SHORT EXERCISE -> Would you write out the entries below, every one of them, exactly?

PROVIDED DATA ->
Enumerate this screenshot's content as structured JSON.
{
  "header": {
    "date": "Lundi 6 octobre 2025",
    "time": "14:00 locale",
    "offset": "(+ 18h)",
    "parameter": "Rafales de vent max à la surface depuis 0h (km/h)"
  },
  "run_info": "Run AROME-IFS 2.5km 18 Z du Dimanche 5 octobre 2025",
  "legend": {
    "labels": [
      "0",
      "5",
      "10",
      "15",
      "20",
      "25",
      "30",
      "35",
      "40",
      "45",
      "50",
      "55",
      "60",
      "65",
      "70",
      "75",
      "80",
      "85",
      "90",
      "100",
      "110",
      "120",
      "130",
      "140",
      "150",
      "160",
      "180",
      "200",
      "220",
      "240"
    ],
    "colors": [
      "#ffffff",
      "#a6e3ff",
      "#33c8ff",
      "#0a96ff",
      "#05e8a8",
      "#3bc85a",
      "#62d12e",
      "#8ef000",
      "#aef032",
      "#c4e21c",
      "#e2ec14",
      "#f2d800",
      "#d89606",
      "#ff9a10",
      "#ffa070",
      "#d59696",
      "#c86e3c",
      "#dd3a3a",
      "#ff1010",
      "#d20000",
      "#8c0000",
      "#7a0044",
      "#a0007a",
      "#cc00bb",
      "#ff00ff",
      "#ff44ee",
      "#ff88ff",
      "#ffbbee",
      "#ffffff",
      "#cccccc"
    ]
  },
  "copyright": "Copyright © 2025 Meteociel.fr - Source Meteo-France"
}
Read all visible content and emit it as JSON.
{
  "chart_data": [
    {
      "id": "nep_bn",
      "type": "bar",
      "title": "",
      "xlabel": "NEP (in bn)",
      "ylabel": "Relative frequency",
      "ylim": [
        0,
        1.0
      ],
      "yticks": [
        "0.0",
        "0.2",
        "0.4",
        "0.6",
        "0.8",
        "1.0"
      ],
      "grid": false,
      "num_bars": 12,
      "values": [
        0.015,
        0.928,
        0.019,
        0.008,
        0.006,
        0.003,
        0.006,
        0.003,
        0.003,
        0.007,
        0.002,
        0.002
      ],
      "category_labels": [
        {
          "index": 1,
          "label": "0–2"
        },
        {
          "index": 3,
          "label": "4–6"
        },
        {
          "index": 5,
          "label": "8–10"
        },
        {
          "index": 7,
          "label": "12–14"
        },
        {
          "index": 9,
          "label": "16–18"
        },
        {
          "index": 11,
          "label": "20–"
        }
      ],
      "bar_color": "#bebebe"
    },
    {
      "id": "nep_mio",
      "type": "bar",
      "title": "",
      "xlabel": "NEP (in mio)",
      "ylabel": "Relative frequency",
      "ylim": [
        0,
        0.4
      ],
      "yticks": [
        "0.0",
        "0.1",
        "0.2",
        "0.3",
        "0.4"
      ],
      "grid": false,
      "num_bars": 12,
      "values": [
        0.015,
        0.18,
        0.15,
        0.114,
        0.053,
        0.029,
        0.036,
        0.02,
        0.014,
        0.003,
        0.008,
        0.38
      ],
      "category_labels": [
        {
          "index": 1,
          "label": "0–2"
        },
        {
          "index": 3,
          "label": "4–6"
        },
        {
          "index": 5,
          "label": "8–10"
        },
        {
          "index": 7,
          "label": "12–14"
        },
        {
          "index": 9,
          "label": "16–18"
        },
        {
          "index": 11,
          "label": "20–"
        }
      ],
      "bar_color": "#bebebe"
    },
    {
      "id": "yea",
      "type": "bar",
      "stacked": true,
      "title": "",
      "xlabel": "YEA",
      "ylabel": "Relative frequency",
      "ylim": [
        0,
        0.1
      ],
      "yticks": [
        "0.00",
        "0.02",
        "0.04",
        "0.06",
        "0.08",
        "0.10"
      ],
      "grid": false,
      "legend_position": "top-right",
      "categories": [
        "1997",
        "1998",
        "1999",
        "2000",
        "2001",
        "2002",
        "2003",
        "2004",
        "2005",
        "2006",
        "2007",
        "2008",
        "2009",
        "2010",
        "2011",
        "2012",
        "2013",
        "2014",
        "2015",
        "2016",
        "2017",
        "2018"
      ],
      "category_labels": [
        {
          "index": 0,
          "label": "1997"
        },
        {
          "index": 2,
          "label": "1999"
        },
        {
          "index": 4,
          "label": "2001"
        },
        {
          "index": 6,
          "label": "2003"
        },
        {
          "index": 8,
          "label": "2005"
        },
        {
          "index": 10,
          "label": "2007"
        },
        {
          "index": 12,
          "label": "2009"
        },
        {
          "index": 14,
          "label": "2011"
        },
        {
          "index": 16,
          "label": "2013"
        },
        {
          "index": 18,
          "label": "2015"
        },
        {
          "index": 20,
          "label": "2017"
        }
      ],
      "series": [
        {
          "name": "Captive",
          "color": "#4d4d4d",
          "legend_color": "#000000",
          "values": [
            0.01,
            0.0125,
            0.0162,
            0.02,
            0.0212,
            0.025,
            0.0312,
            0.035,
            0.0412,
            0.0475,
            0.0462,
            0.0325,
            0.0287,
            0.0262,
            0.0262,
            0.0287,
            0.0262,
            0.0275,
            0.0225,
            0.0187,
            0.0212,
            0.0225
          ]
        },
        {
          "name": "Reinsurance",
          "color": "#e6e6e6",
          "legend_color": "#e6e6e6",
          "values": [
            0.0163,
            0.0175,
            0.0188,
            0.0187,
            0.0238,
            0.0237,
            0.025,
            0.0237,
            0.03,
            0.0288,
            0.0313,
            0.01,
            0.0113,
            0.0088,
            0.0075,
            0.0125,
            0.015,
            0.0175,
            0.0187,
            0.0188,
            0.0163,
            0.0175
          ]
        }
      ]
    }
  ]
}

TASK OUTPUT ->
Enumerate this screenshot's content as structured JSON.
{
  "header": {
    "date": "Lundi 6 octobre 2025",
    "time": "14:00 locale",
    "offset": "(+ 18h)",
    "parameter": "Rafales de vent max à la surface depuis 0h (km/h)"
  },
  "run_info": "Run AROME-IFS 2.5km 18 Z du Dimanche 5 octobre 2025",
  "legend": {
    "labels": [
      "0",
      "5",
      "10",
      "15",
      "20",
      "25",
      "30",
      "35",
      "40",
      "45",
      "50",
      "55",
      "60",
      "65",
      "70",
      "75",
      "80",
      "85",
      "90",
      "100",
      "110",
      "120",
      "130",
      "140",
      "150",
      "160",
      "180",
      "200",
      "220",
      "240"
    ],
    "colors": [
      "#ffffff",
      "#a6e3ff",
      "#33c8ff",
      "#0a96ff",
      "#05e8a8",
      "#3bc85a",
      "#62d12e",
      "#8ef000",
      "#aef032",
      "#c4e21c",
      "#e2ec14",
      "#f2d800",
      "#d89606",
      "#ff9a10",
      "#ffa070",
      "#d59696",
      "#c86e3c",
      "#dd3a3a",
      "#ff1010",
      "#d20000",
      "#8c0000",
      "#7a0044",
      "#a0007a",
      "#cc00bb",
      "#ff00ff",
      "#ff44ee",
      "#ff88ff",
      "#ffbbee",
      "#ffffff",
      "#cccccc"
    ]
  },
  "copyright": "Copyright © 2025 Meteociel.fr - Source Meteo-France"
}
Read all visible content and emit it as JSON.
{
  "chart_data": [
    {
      "id": "nep_bn",
      "type": "bar",
      "title": "",
      "xlabel": "NEP (in bn)",
      "ylabel": "Relative frequency",
      "ylim": [
        0,
        1.0
      ],
      "yticks": [
        "0.0",
        "0.2",
        "0.4",
        "0.6",
        "0.8",
        "1.0"
      ],
      "grid": false,
      "num_bars": 12,
      "values": [
        0.015,
        0.928,
        0.019,
        0.008,
        0.006,
        0.003,
        0.006,
        0.003,
        0.003,
        0.007,
        0.002,
        0.002
      ],
      "category_labels": [
        {
          "index": 1,
          "label": "0–2"
        },
        {
          "index": 3,
          "label": "4–6"
        },
        {
          "index": 5,
          "label": "8–10"
        },
        {
          "index": 7,
          "label": "12–14"
        },
        {
          "index": 9,
          "label": "16–18"
        },
        {
          "index": 11,
          "label": "20–"
        }
      ],
      "bar_color": "#bebebe"
    },
    {
      "id": "nep_mio",
      "type": "bar",
      "title": "",
      "xlabel": "NEP (in mio)",
      "ylabel": "Relative frequency",
      "ylim": [
        0,
        0.4
      ],
      "yticks": [
        "0.0",
        "0.1",
        "0.2",
        "0.3",
        "0.4"
      ],
      "grid": false,
      "num_bars": 12,
      "values": [
        0.015,
        0.18,
        0.15,
        0.114,
        0.053,
        0.029,
        0.036,
        0.02,
        0.014,
        0.003,
        0.008,
        0.38
      ],
      "category_labels": [
        {
          "index": 1,
          "label": "0–2"
        },
        {
          "index": 3,
          "label": "4–6"
        },
        {
          "index": 5,
          "label": "8–10"
        },
        {
          "index": 7,
          "label": "12–14"
        },
        {
          "index": 9,
          "label": "16–18"
        },
        {
          "index": 11,
          "label": "20–"
        }
      ],
      "bar_color": "#bebebe"
    },
    {
      "id": "yea",
      "type": "bar",
      "stacked": true,
      "title": "",
      "xlabel": "YEA",
      "ylabel": "Relative frequency",
      "ylim": [
        0,
        0.1
      ],
      "yticks": [
        "0.00",
        "0.02",
        "0.04",
        "0.06",
        "0.08",
        "0.10"
      ],
      "grid": false,
      "legend_position": "top-right",
      "categories": [
        "1997",
        "1998",
        "1999",
        "2000",
        "2001",
        "2002",
        "2003",
        "2004",
        "2005",
        "2006",
        "2007",
        "2008",
        "2009",
        "2010",
        "2011",
        "2012",
        "2013",
        "2014",
        "2015",
        "2016",
        "2017",
        "2018"
      ],
      "category_labels": [
        {
          "index": 0,
          "label": "1997"
        },
        {
          "index": 2,
          "label": "1999"
        },
        {
          "index": 4,
          "label": "2001"
        },
        {
          "index": 6,
          "label": "2003"
        },
        {
          "index": 8,
          "label": "2005"
        },
        {
          "index": 10,
          "label": "2007"
        },
        {
          "index": 12,
          "label": "2009"
        },
        {
          "index": 14,
          "label": "2011"
        },
        {
          "index": 16,
          "label": "2013"
        },
        {
          "index": 18,
          "label": "2015"
        },
        {
          "index": 20,
          "label": "2017"
        }
      ],
      "series": [
        {
          "name": "Captive",
          "color": "#4d4d4d",
          "legend_color": "#000000",
          "values": [
            0.01,
            0.0125,
            0.0162,
            0.02,
            0.0212,
            0.025,
            0.0312,
            0.035,
            0.0412,
            0.0475,
            0.0462,
            0.0325,
            0.0287,
            0.0262,
            0.0262,
            0.0287,
            0.0262,
            0.0275,
            0.0225,
            0.0187,
            0.0212,
            0.0225
          ]
        },
        {
          "name": "Reinsurance",
          "color": "#e6e6e6",
          "legend_color": "#e6e6e6",
          "values": [
            0.0163,
            0.0175,
            0.0188,
            0.0187,
            0.0238,
            0.0237,
            0.025,
            0.0237,
            0.03,
            0.0288,
            0.0313,
            0.01,
            0.0113,
            0.0088,
            0.0075,
            0.0125,
            0.015,
            0.0175,
            0.0187,
            0.0188,
            0.0163,
            0.0175
          ]
        }
      ]
    }
  ]
}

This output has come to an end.